OBJECTIVE: Scan the data below and pick out the lines containing the word "title".

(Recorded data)
↓

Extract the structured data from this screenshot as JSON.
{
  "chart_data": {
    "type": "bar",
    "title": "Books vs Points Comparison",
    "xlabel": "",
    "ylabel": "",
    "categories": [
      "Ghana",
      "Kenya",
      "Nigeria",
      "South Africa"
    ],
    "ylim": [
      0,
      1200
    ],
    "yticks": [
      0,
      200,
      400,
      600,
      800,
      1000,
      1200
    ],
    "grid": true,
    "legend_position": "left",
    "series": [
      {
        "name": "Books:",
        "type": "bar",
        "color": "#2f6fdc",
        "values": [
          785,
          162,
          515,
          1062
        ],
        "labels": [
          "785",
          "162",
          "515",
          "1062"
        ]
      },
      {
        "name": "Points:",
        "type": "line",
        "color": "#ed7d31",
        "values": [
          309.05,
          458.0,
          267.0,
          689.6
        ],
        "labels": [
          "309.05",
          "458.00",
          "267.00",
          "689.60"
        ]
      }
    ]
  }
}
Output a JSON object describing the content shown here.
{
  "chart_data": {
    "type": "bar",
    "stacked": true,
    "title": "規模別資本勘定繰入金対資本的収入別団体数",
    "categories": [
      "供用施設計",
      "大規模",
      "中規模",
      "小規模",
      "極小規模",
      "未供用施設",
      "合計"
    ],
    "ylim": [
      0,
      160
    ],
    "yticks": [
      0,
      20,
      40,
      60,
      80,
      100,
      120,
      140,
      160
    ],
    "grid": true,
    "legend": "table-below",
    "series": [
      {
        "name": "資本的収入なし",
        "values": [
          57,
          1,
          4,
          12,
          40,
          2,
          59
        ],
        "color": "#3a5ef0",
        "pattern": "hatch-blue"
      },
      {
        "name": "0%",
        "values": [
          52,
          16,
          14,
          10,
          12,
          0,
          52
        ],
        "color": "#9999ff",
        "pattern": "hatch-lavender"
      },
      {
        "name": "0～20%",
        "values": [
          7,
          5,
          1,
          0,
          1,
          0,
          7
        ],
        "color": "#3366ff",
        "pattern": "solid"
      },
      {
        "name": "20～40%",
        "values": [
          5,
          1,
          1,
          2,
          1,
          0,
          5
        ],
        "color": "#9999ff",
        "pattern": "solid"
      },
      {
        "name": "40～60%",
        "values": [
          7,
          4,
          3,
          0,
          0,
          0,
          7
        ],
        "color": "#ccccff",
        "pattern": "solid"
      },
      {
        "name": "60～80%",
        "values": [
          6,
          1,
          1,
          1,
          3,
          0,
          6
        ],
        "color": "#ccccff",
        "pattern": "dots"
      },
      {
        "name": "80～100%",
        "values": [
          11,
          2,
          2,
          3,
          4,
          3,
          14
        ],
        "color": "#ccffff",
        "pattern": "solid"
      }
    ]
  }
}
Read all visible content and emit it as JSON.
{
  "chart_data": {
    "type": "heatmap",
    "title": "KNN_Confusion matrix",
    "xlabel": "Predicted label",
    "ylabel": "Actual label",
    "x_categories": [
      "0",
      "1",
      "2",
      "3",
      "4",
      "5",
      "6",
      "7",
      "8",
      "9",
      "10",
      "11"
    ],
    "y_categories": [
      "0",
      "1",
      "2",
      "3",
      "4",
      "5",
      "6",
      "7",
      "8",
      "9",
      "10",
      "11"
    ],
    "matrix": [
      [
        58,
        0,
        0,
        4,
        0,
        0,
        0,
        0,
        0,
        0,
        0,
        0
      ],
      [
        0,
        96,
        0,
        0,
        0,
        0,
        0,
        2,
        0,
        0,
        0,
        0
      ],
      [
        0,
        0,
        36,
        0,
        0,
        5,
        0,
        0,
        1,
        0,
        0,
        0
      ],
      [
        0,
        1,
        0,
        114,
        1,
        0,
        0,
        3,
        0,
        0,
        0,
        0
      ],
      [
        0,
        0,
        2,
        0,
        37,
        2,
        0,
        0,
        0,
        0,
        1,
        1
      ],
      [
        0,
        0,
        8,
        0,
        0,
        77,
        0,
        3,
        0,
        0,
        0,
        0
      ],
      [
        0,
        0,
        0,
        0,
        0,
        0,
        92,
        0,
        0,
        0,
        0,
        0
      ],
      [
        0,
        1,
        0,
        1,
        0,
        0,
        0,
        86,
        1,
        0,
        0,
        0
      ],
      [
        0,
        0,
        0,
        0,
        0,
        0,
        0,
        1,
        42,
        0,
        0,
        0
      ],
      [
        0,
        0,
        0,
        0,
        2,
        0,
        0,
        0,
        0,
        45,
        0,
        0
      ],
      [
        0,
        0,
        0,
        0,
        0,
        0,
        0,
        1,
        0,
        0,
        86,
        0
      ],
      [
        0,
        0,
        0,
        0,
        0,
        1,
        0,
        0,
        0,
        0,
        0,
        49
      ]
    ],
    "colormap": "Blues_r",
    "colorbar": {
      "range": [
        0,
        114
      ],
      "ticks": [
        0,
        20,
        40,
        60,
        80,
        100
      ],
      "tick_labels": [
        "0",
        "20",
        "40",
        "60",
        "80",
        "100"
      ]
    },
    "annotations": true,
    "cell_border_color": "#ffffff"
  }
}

↑

EXERCISE RESULT:
    "title": "Books vs Points Comparison",
    "title": "規模別資本勘定繰入金対資本的収入別団体数",
    "title": "KNN_Confusion matrix",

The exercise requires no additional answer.